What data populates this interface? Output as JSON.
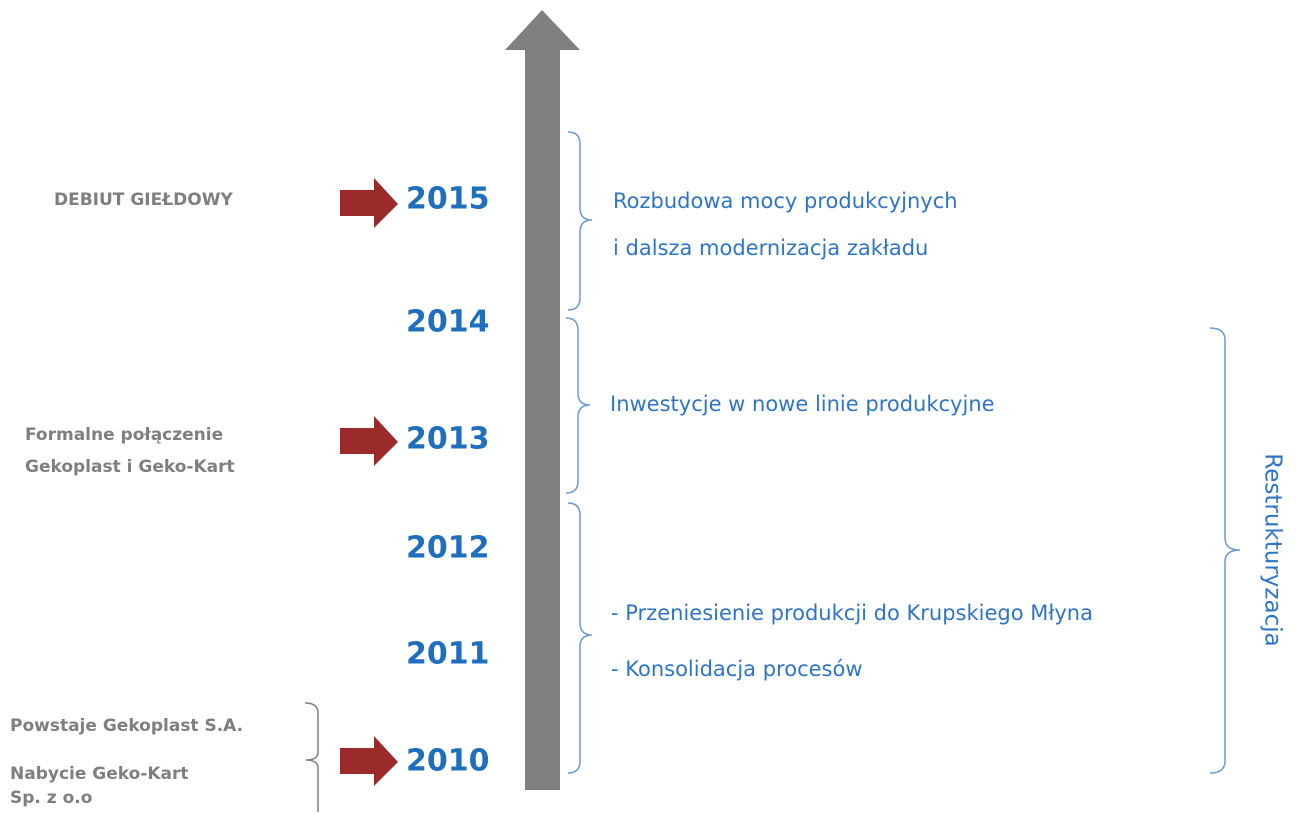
{
  "years": [
    "2015",
    "2014",
    "2013",
    "2012",
    "2011",
    "2010"
  ],
  "events": [
    {
      "lines": [
        "DEBIUT GIEŁDOWY"
      ]
    },
    {
      "lines": [
        "Formalne połączenie",
        "Gekoplast i Geko-Kart"
      ]
    },
    {
      "lines": [
        "Powstaje Gekoplast S.A.",
        "Nabycie Geko-Kart",
        "Sp. z o.o"
      ]
    }
  ],
  "phases": [
    {
      "lines": [
        "Rozbudowa mocy produkcyjnych",
        "i dalsza modernizacja zakładu"
      ]
    },
    {
      "lines": [
        "Inwestycje w nowe linie produkcyjne"
      ]
    },
    {
      "lines": [
        "- Przeniesienie produkcji do Krupskiego Młyna",
        "- Konsolidacja procesów"
      ]
    }
  ],
  "overall_phase": "Restrukturyzacja"
}
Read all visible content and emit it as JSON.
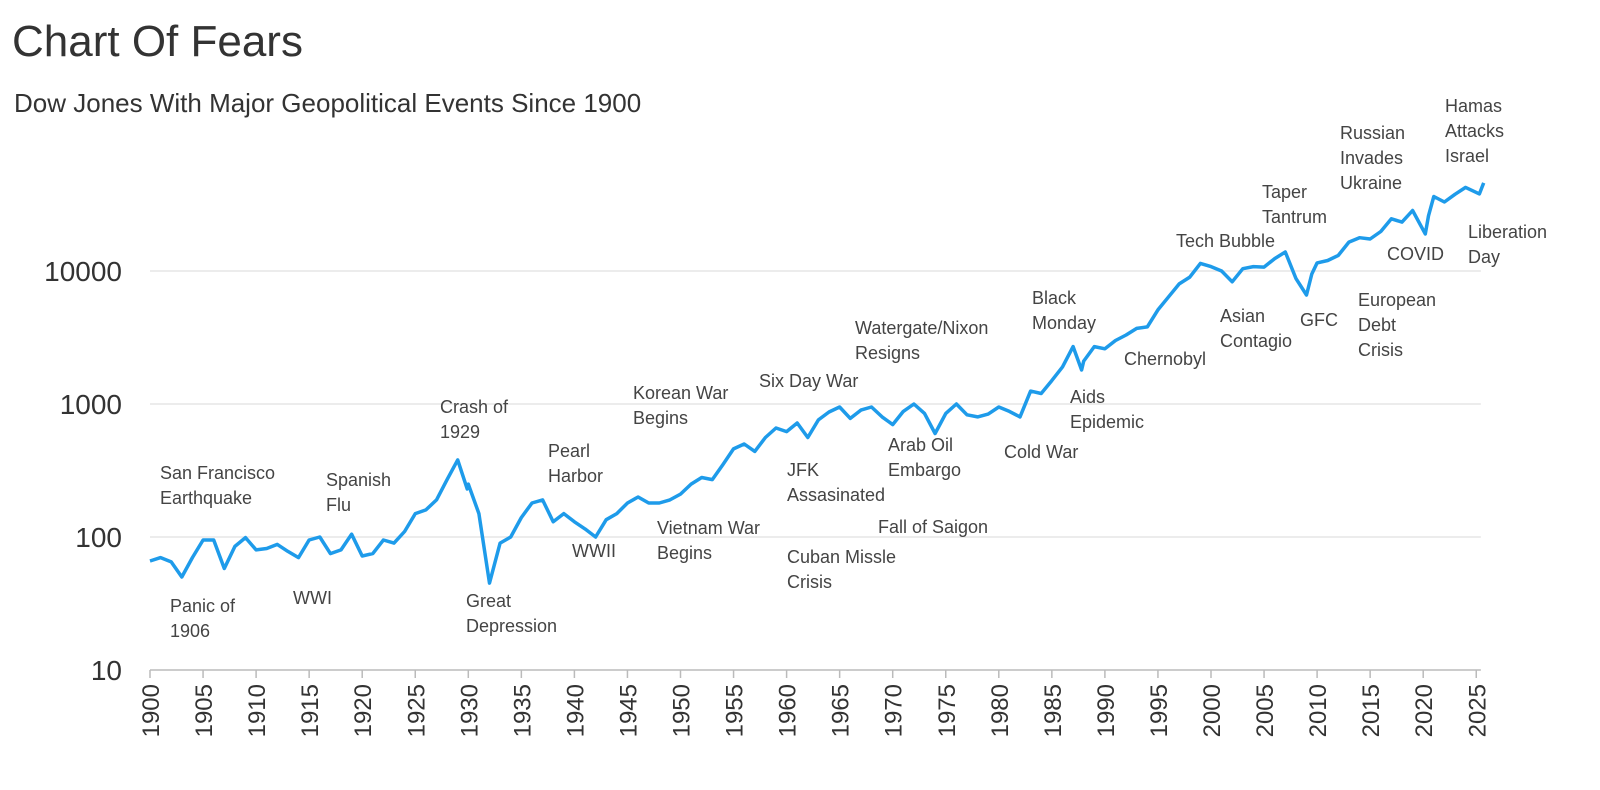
{
  "chart_data": {
    "type": "line",
    "title": "Chart Of Fears",
    "subtitle": "Dow Jones With Major Geopolitical Events Since 1900",
    "log_scale": true,
    "grid": true,
    "ylim": [
      10,
      100000
    ],
    "yticks": [
      10,
      100,
      1000,
      10000
    ],
    "xlim": [
      1900,
      2026
    ],
    "xticks": [
      1900,
      1905,
      1910,
      1915,
      1920,
      1925,
      1930,
      1935,
      1940,
      1945,
      1950,
      1955,
      1960,
      1965,
      1970,
      1975,
      1980,
      1985,
      1990,
      1995,
      2000,
      2005,
      2010,
      2015,
      2020,
      2025
    ],
    "x": [
      1900,
      1901,
      1902,
      1903,
      1904,
      1905,
      1906,
      1907,
      1908,
      1909,
      1910,
      1911,
      1912,
      1913,
      1914,
      1915,
      1916,
      1917,
      1918,
      1919,
      1920,
      1921,
      1922,
      1923,
      1924,
      1925,
      1926,
      1927,
      1928,
      1929,
      1929.9,
      1930,
      1931,
      1932,
      1933,
      1934,
      1935,
      1936,
      1937,
      1938,
      1939,
      1940,
      1941,
      1942,
      1943,
      1944,
      1945,
      1946,
      1947,
      1948,
      1949,
      1950,
      1951,
      1952,
      1953,
      1954,
      1955,
      1956,
      1957,
      1958,
      1959,
      1960,
      1961,
      1962,
      1963,
      1964,
      1965,
      1966,
      1967,
      1968,
      1969,
      1970,
      1971,
      1972,
      1973,
      1974,
      1975,
      1976,
      1977,
      1978,
      1979,
      1980,
      1981,
      1982,
      1983,
      1984,
      1985,
      1986,
      1987,
      1987.8,
      1988,
      1989,
      1990,
      1991,
      1992,
      1993,
      1994,
      1995,
      1996,
      1997,
      1998,
      1999,
      2000,
      2001,
      2002,
      2003,
      2004,
      2005,
      2006,
      2007,
      2008,
      2009,
      2009.5,
      2010,
      2011,
      2012,
      2013,
      2014,
      2015,
      2016,
      2017,
      2018,
      2019,
      2020.2,
      2020.5,
      2021,
      2022,
      2023,
      2024,
      2025.3,
      2025.7
    ],
    "series": [
      {
        "name": "Dow Jones",
        "color": "#1e9bea",
        "values": [
          66,
          70,
          65,
          50,
          70,
          95,
          95,
          58,
          85,
          99,
          80,
          82,
          88,
          78,
          70,
          95,
          100,
          75,
          80,
          105,
          72,
          75,
          95,
          90,
          110,
          150,
          160,
          190,
          270,
          380,
          230,
          250,
          150,
          45,
          90,
          100,
          140,
          180,
          190,
          130,
          150,
          130,
          115,
          100,
          135,
          150,
          180,
          200,
          180,
          180,
          190,
          210,
          250,
          280,
          270,
          350,
          460,
          500,
          440,
          560,
          660,
          620,
          720,
          560,
          760,
          870,
          950,
          780,
          900,
          950,
          800,
          700,
          880,
          1000,
          850,
          600,
          850,
          1000,
          830,
          800,
          840,
          950,
          880,
          800,
          1250,
          1200,
          1500,
          1900,
          2700,
          1800,
          2100,
          2700,
          2600,
          3000,
          3300,
          3700,
          3800,
          5100,
          6400,
          8000,
          9000,
          11400,
          10800,
          10000,
          8300,
          10400,
          10800,
          10700,
          12400,
          13900,
          8800,
          6600,
          9500,
          11500,
          12000,
          13100,
          16500,
          17800,
          17400,
          19800,
          24700,
          23300,
          28500,
          19000,
          26000,
          36300,
          33000,
          37700,
          42500,
          38000,
          46000
        ]
      }
    ],
    "annotations": [
      {
        "lines": [
          "San Francisco",
          "Earthquake"
        ]
      },
      {
        "lines": [
          "Panic of",
          "1906"
        ]
      },
      {
        "lines": [
          "WWI"
        ]
      },
      {
        "lines": [
          "Spanish",
          "Flu"
        ]
      },
      {
        "lines": [
          "Crash of",
          "1929"
        ]
      },
      {
        "lines": [
          "Great",
          "Depression"
        ]
      },
      {
        "lines": [
          "Pearl",
          "Harbor"
        ]
      },
      {
        "lines": [
          "WWII"
        ]
      },
      {
        "lines": [
          "Korean War",
          "Begins"
        ]
      },
      {
        "lines": [
          "Vietnam War",
          "Begins"
        ]
      },
      {
        "lines": [
          "Six Day War"
        ]
      },
      {
        "lines": [
          "JFK",
          "Assasinated"
        ]
      },
      {
        "lines": [
          "Cuban Missle",
          "Crisis"
        ]
      },
      {
        "lines": [
          "Watergate/Nixon",
          "Resigns"
        ]
      },
      {
        "lines": [
          "Arab Oil",
          "Embargo"
        ]
      },
      {
        "lines": [
          "Fall of Saigon"
        ]
      },
      {
        "lines": [
          "Cold War"
        ]
      },
      {
        "lines": [
          "Black",
          "Monday"
        ]
      },
      {
        "lines": [
          "Aids",
          "Epidemic"
        ]
      },
      {
        "lines": [
          "Chernobyl"
        ]
      },
      {
        "lines": [
          "Tech Bubble"
        ]
      },
      {
        "lines": [
          "Asian",
          "Contagio"
        ]
      },
      {
        "lines": [
          "Taper",
          "Tantrum"
        ]
      },
      {
        "lines": [
          "GFC"
        ]
      },
      {
        "lines": [
          "Russian",
          "Invades",
          "Ukraine"
        ]
      },
      {
        "lines": [
          "European",
          "Debt",
          "Crisis"
        ]
      },
      {
        "lines": [
          "COVID"
        ]
      },
      {
        "lines": [
          "Hamas",
          "Attacks",
          "Israel"
        ]
      },
      {
        "lines": [
          "Liberation",
          "Day"
        ]
      }
    ]
  }
}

■ AIM OF THE EXERCISE
In your copy, repeat each record exactly and include no pictures.

■ WORKED SOLUTION
What data populates this interface? Output as JSON.
{
  "years": [
    "2015",
    "2014",
    "2013",
    "2012",
    "2011",
    "2010"
  ],
  "events": [
    {
      "lines": [
        "DEBIUT GIEŁDOWY"
      ]
    },
    {
      "lines": [
        "Formalne połączenie",
        "Gekoplast i Geko-Kart"
      ]
    },
    {
      "lines": [
        "Powstaje Gekoplast S.A.",
        "Nabycie Geko-Kart",
        "Sp. z o.o"
      ]
    }
  ],
  "phases": [
    {
      "lines": [
        "Rozbudowa mocy produkcyjnych",
        "i dalsza modernizacja zakładu"
      ]
    },
    {
      "lines": [
        "Inwestycje w nowe linie produkcyjne"
      ]
    },
    {
      "lines": [
        "- Przeniesienie produkcji do Krupskiego Młyna",
        "- Konsolidacja procesów"
      ]
    }
  ],
  "overall_phase": "Restrukturyzacja"
}
Read all visible content and emit it as JSON.
{
  "chart_data": {
    "type": "line",
    "title": "Chart Of Fears",
    "subtitle": "Dow Jones With Major Geopolitical Events Since 1900",
    "log_scale": true,
    "grid": true,
    "ylim": [
      10,
      100000
    ],
    "yticks": [
      10,
      100,
      1000,
      10000
    ],
    "xlim": [
      1900,
      2026
    ],
    "xticks": [
      1900,
      1905,
      1910,
      1915,
      1920,
      1925,
      1930,
      1935,
      1940,
      1945,
      1950,
      1955,
      1960,
      1965,
      1970,
      1975,
      1980,
      1985,
      1990,
      1995,
      2000,
      2005,
      2010,
      2015,
      2020,
      2025
    ],
    "x": [
      1900,
      1901,
      1902,
      1903,
      1904,
      1905,
      1906,
      1907,
      1908,
      1909,
      1910,
      1911,
      1912,
      1913,
      1914,
      1915,
      1916,
      1917,
      1918,
      1919,
      1920,
      1921,
      1922,
      1923,
      1924,
      1925,
      1926,
      1927,
      1928,
      1929,
      1929.9,
      1930,
      1931,
      1932,
      1933,
      1934,
      1935,
      1936,
      1937,
      1938,
      1939,
      1940,
      1941,
      1942,
      1943,
      1944,
      1945,
      1946,
      1947,
      1948,
      1949,
      1950,
      1951,
      1952,
      1953,
      1954,
      1955,
      1956,
      1957,
      1958,
      1959,
      1960,
      1961,
      1962,
      1963,
      1964,
      1965,
      1966,
      1967,
      1968,
      1969,
      1970,
      1971,
      1972,
      1973,
      1974,
      1975,
      1976,
      1977,
      1978,
      1979,
      1980,
      1981,
      1982,
      1983,
      1984,
      1985,
      1986,
      1987,
      1987.8,
      1988,
      1989,
      1990,
      1991,
      1992,
      1993,
      1994,
      1995,
      1996,
      1997,
      1998,
      1999,
      2000,
      2001,
      2002,
      2003,
      2004,
      2005,
      2006,
      2007,
      2008,
      2009,
      2009.5,
      2010,
      2011,
      2012,
      2013,
      2014,
      2015,
      2016,
      2017,
      2018,
      2019,
      2020.2,
      2020.5,
      2021,
      2022,
      2023,
      2024,
      2025.3,
      2025.7
    ],
    "series": [
      {
        "name": "Dow Jones",
        "color": "#1e9bea",
        "values": [
          66,
          70,
          65,
          50,
          70,
          95,
          95,
          58,
          85,
          99,
          80,
          82,
          88,
          78,
          70,
          95,
          100,
          75,
          80,
          105,
          72,
          75,
          95,
          90,
          110,
          150,
          160,
          190,
          270,
          380,
          230,
          250,
          150,
          45,
          90,
          100,
          140,
          180,
          190,
          130,
          150,
          130,
          115,
          100,
          135,
          150,
          180,
          200,
          180,
          180,
          190,
          210,
          250,
          280,
          270,
          350,
          460,
          500,
          440,
          560,
          660,
          620,
          720,
          560,
          760,
          870,
          950,
          780,
          900,
          950,
          800,
          700,
          880,
          1000,
          850,
          600,
          850,
          1000,
          830,
          800,
          840,
          950,
          880,
          800,
          1250,
          1200,
          1500,
          1900,
          2700,
          1800,
          2100,
          2700,
          2600,
          3000,
          3300,
          3700,
          3800,
          5100,
          6400,
          8000,
          9000,
          11400,
          10800,
          10000,
          8300,
          10400,
          10800,
          10700,
          12400,
          13900,
          8800,
          6600,
          9500,
          11500,
          12000,
          13100,
          16500,
          17800,
          17400,
          19800,
          24700,
          23300,
          28500,
          19000,
          26000,
          36300,
          33000,
          37700,
          42500,
          38000,
          46000
        ]
      }
    ],
    "annotations": [
      {
        "lines": [
          "San Francisco",
          "Earthquake"
        ]
      },
      {
        "lines": [
          "Panic of",
          "1906"
        ]
      },
      {
        "lines": [
          "WWI"
        ]
      },
      {
        "lines": [
          "Spanish",
          "Flu"
        ]
      },
      {
        "lines": [
          "Crash of",
          "1929"
        ]
      },
      {
        "lines": [
          "Great",
          "Depression"
        ]
      },
      {
        "lines": [
          "Pearl",
          "Harbor"
        ]
      },
      {
        "lines": [
          "WWII"
        ]
      },
      {
        "lines": [
          "Korean War",
          "Begins"
        ]
      },
      {
        "lines": [
          "Vietnam War",
          "Begins"
        ]
      },
      {
        "lines": [
          "Six Day War"
        ]
      },
      {
        "lines": [
          "JFK",
          "Assasinated"
        ]
      },
      {
        "lines": [
          "Cuban Missle",
          "Crisis"
        ]
      },
      {
        "lines": [
          "Watergate/Nixon",
          "Resigns"
        ]
      },
      {
        "lines": [
          "Arab Oil",
          "Embargo"
        ]
      },
      {
        "lines": [
          "Fall of Saigon"
        ]
      },
      {
        "lines": [
          "Cold War"
        ]
      },
      {
        "lines": [
          "Black",
          "Monday"
        ]
      },
      {
        "lines": [
          "Aids",
          "Epidemic"
        ]
      },
      {
        "lines": [
          "Chernobyl"
        ]
      },
      {
        "lines": [
          "Tech Bubble"
        ]
      },
      {
        "lines": [
          "Asian",
          "Contagio"
        ]
      },
      {
        "lines": [
          "Taper",
          "Tantrum"
        ]
      },
      {
        "lines": [
          "GFC"
        ]
      },
      {
        "lines": [
          "Russian",
          "Invades",
          "Ukraine"
        ]
      },
      {
        "lines": [
          "European",
          "Debt",
          "Crisis"
        ]
      },
      {
        "lines": [
          "COVID"
        ]
      },
      {
        "lines": [
          "Hamas",
          "Attacks",
          "Israel"
        ]
      },
      {
        "lines": [
          "Liberation",
          "Day"
        ]
      }
    ]
  }
}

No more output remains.